Start of RECORDS FOR THIS TASK
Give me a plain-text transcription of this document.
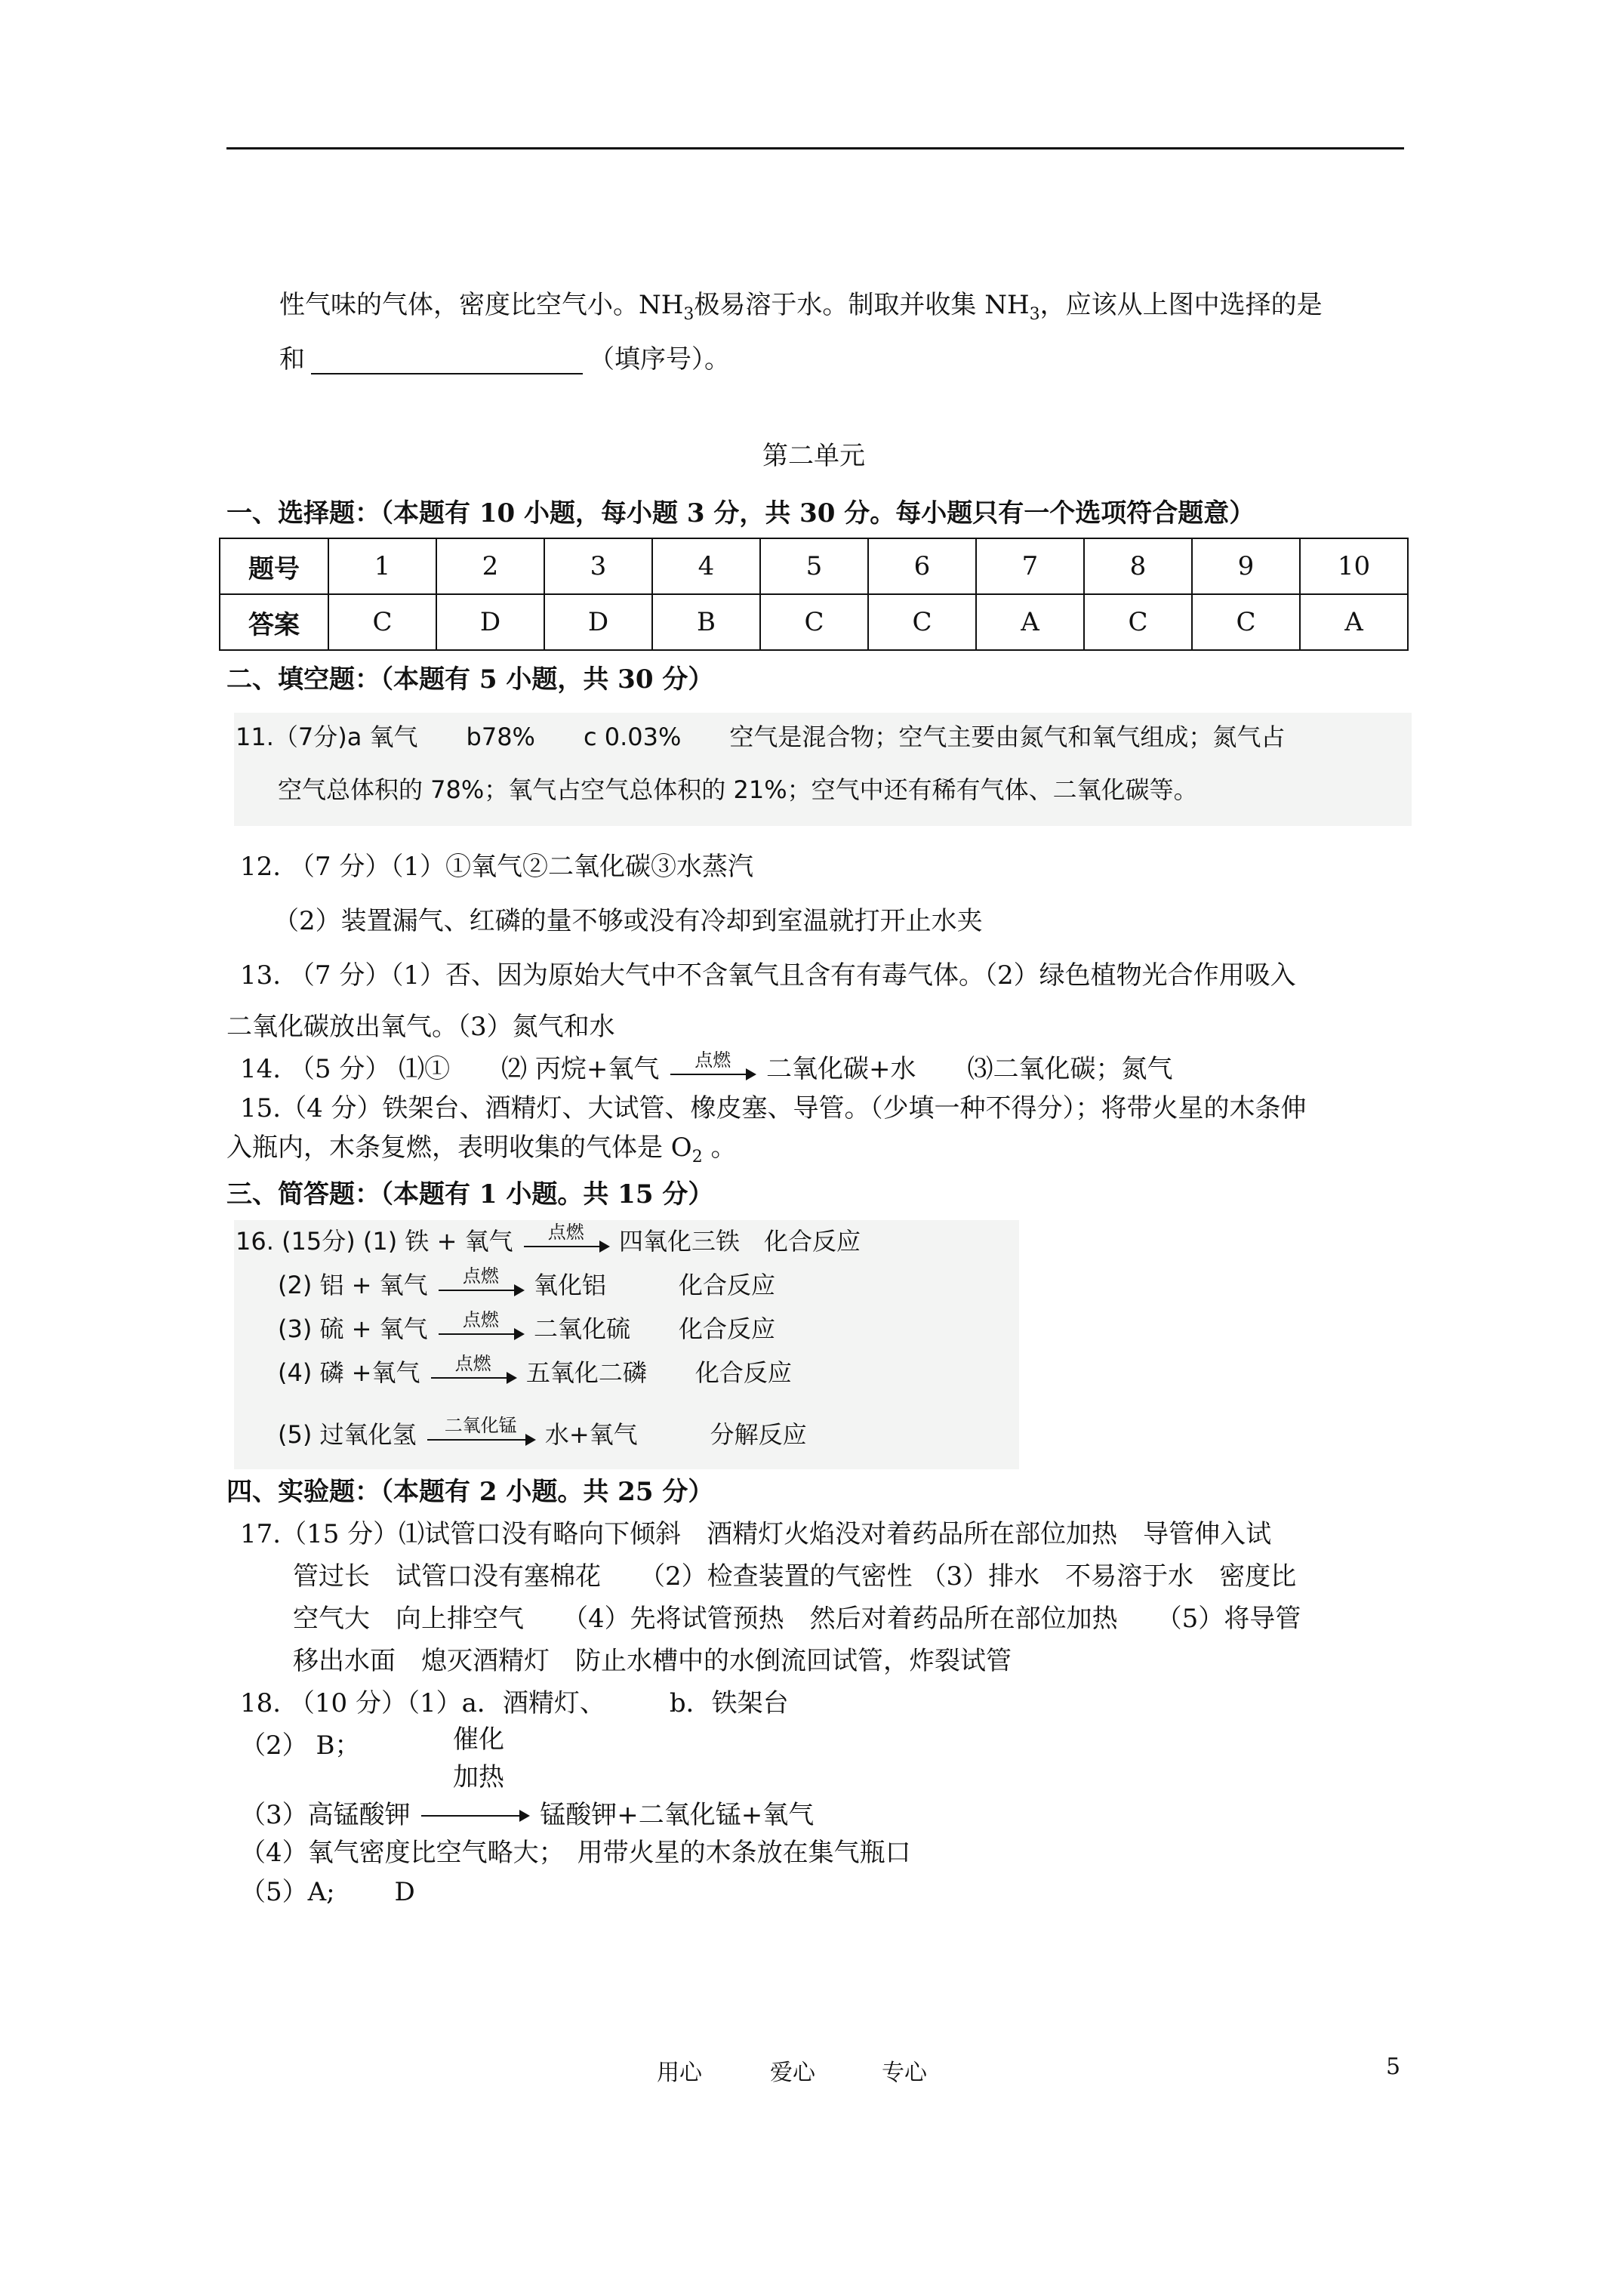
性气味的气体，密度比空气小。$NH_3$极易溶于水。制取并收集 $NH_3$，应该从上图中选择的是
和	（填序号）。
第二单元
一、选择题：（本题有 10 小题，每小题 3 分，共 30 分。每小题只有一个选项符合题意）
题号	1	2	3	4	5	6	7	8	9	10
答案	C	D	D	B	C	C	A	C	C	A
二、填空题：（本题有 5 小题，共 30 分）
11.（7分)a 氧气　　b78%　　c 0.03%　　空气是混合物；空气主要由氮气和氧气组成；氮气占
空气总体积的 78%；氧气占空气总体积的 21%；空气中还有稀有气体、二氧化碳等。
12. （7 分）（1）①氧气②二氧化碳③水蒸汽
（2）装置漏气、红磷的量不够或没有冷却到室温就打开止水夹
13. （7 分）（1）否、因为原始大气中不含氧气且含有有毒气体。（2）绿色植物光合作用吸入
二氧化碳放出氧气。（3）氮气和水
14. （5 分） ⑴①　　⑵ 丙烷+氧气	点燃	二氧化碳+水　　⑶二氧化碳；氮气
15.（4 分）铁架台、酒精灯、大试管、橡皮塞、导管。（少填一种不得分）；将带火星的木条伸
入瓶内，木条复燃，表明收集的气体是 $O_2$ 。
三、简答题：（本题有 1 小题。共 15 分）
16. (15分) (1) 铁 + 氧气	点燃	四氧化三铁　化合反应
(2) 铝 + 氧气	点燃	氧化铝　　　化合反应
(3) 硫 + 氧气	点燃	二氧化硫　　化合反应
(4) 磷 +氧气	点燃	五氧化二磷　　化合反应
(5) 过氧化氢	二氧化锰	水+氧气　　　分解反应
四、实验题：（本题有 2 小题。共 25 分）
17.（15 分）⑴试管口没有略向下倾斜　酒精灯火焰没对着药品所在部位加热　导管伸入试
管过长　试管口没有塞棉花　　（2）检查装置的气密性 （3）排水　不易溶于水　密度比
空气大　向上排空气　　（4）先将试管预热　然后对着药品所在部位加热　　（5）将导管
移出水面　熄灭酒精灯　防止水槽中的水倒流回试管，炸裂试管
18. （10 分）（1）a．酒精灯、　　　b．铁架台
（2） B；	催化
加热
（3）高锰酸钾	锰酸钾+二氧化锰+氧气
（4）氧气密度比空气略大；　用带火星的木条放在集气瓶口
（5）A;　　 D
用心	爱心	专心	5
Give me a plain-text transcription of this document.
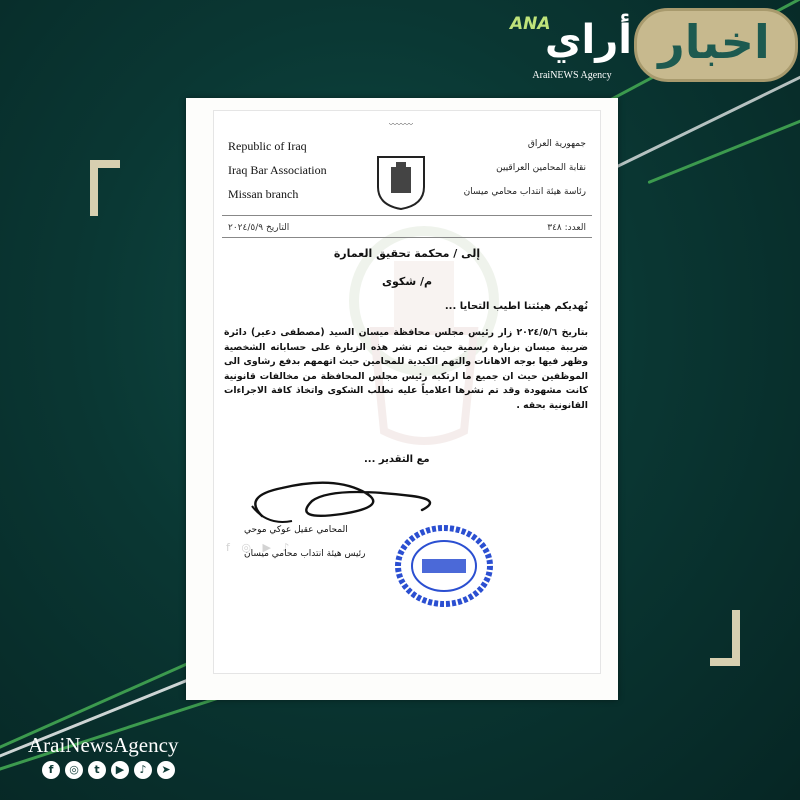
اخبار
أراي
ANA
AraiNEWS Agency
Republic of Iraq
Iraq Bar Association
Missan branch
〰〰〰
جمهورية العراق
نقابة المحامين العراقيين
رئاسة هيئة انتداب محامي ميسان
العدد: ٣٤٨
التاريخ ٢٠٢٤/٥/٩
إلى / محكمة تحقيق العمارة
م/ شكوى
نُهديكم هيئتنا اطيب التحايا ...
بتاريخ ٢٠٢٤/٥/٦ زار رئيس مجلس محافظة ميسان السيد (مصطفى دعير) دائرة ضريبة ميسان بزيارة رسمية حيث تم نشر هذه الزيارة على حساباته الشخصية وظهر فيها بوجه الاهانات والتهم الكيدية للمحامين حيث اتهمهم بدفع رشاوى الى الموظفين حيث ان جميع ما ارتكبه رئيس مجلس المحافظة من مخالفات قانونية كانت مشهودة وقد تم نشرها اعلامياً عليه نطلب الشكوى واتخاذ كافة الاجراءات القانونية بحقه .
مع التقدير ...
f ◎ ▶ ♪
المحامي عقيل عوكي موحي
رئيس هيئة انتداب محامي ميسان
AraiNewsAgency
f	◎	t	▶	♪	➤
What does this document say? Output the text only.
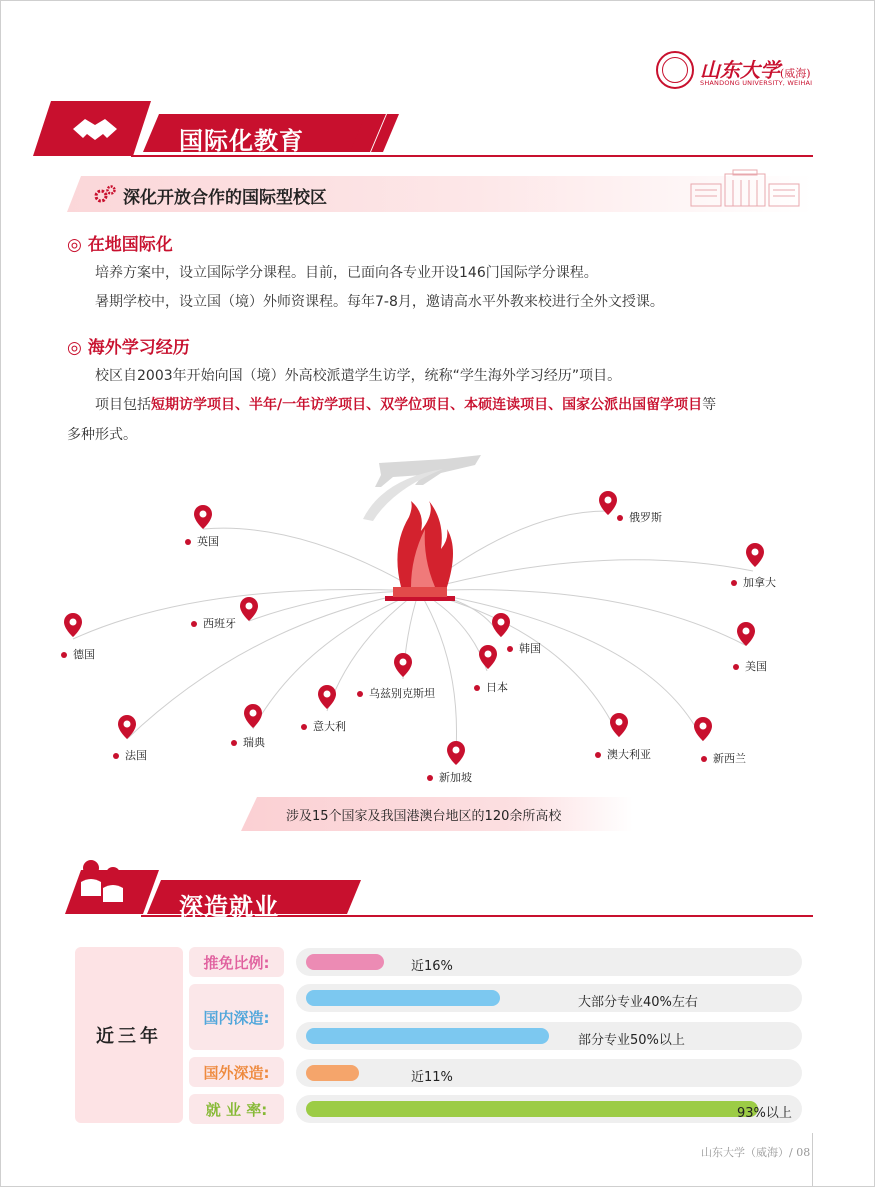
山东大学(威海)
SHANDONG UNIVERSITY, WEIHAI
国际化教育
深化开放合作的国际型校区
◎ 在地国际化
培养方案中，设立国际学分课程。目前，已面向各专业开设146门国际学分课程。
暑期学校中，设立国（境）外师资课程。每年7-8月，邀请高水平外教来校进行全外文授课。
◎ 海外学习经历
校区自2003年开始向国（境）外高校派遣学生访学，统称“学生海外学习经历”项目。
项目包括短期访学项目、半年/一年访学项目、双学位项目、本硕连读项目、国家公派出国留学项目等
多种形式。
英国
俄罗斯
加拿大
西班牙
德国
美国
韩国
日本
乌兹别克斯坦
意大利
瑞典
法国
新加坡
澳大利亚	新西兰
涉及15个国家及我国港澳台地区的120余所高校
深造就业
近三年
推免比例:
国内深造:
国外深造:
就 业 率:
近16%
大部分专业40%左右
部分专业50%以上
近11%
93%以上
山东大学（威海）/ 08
End of RECORDS FOR THIS TASK
SHORT TASK. Pull out all lines from the entries above that include the word "二氧化锰".

THE ANSWER.
(5) 过氧化氢	二氧化锰	水+氧气　　　分解反应
（3）高锰酸钾	锰酸钾+二氧化锰+氧气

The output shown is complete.